WORK REQUIRED:
All lines from the one with "What data populates" to the end need to be copied exactly, with nothing before them.

[Records that describe figures]
◇ ◇ ◇ ◇ ◇

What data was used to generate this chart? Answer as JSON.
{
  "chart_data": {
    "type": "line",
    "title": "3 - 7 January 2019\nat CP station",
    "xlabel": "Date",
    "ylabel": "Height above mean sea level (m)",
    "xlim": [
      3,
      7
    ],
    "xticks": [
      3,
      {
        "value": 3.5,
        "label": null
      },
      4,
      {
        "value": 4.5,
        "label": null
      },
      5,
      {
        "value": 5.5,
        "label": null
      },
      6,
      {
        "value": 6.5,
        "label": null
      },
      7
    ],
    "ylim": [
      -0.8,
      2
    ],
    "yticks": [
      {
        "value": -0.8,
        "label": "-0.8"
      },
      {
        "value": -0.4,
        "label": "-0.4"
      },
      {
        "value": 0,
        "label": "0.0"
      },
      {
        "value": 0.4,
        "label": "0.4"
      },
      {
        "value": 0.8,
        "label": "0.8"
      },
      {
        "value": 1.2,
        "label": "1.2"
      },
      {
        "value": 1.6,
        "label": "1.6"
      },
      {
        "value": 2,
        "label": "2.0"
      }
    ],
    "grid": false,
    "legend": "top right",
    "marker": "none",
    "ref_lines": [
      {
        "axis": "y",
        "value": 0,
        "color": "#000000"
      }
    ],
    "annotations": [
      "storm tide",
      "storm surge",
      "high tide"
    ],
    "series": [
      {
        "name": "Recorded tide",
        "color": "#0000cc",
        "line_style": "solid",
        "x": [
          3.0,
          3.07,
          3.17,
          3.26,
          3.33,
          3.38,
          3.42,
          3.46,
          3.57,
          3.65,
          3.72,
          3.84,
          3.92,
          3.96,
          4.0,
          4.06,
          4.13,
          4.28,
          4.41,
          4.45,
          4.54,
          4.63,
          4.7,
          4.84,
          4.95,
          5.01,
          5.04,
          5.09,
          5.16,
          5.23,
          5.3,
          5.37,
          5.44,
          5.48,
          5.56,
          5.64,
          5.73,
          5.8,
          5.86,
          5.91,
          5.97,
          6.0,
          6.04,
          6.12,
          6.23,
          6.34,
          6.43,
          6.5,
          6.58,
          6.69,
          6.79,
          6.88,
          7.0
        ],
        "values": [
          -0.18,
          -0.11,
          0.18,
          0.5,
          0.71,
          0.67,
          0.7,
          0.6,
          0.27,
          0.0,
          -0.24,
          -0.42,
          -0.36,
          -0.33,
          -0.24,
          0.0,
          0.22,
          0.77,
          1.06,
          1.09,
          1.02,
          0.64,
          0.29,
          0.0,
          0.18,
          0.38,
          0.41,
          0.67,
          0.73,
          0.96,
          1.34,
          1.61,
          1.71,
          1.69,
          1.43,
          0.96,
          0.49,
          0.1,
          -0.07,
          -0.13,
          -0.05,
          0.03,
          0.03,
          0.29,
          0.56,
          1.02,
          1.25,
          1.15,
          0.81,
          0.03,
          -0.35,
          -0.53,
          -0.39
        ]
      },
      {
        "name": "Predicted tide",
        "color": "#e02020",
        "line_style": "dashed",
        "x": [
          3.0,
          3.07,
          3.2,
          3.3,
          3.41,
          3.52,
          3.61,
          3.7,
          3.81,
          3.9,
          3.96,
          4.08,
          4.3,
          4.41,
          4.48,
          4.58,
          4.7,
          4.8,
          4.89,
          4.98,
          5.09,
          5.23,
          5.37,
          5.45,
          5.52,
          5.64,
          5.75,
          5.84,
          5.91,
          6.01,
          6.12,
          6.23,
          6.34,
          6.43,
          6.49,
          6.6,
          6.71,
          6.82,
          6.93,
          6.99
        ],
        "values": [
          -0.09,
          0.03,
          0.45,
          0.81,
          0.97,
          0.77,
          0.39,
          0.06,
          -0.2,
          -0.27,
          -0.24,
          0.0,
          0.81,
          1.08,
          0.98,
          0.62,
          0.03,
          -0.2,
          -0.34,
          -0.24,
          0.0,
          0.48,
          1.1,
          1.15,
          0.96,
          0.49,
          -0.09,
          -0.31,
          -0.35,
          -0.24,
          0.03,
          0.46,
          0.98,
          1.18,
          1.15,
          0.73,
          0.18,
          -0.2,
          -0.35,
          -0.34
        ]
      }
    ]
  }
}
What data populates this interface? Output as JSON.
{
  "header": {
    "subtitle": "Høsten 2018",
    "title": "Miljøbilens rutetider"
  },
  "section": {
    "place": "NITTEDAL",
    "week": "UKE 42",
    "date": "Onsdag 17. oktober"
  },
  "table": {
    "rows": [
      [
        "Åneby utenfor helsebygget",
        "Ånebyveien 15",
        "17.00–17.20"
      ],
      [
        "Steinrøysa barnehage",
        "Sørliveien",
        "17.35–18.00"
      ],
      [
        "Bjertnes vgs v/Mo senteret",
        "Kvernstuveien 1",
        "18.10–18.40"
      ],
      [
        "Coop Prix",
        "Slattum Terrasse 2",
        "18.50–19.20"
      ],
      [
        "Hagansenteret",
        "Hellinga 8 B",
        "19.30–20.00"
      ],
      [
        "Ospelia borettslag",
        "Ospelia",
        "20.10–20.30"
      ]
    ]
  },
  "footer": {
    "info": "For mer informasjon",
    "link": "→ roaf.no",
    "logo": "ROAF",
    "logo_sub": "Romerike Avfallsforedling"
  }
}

◇ ◇ ◇ ◇ ◇

SOLUTION TO THIS EXERCISE:
What data populates this interface? Output as JSON.
{
  "header": {
    "subtitle": "Høsten 2018",
    "title": "Miljøbilens rutetider"
  },
  "section": {
    "place": "NITTEDAL",
    "week": "UKE 42",
    "date": "Onsdag 17. oktober"
  },
  "table": {
    "rows": [
      [
        "Åneby utenfor helsebygget",
        "Ånebyveien 15",
        "17.00–17.20"
      ],
      [
        "Steinrøysa barnehage",
        "Sørliveien",
        "17.35–18.00"
      ],
      [
        "Bjertnes vgs v/Mo senteret",
        "Kvernstuveien 1",
        "18.10–18.40"
      ],
      [
        "Coop Prix",
        "Slattum Terrasse 2",
        "18.50–19.20"
      ],
      [
        "Hagansenteret",
        "Hellinga 8 B",
        "19.30–20.00"
      ],
      [
        "Ospelia borettslag",
        "Ospelia",
        "20.10–20.30"
      ]
    ]
  },
  "footer": {
    "info": "For mer informasjon",
    "link": "→ roaf.no",
    "logo": "ROAF",
    "logo_sub": "Romerike Avfallsforedling"
  }
}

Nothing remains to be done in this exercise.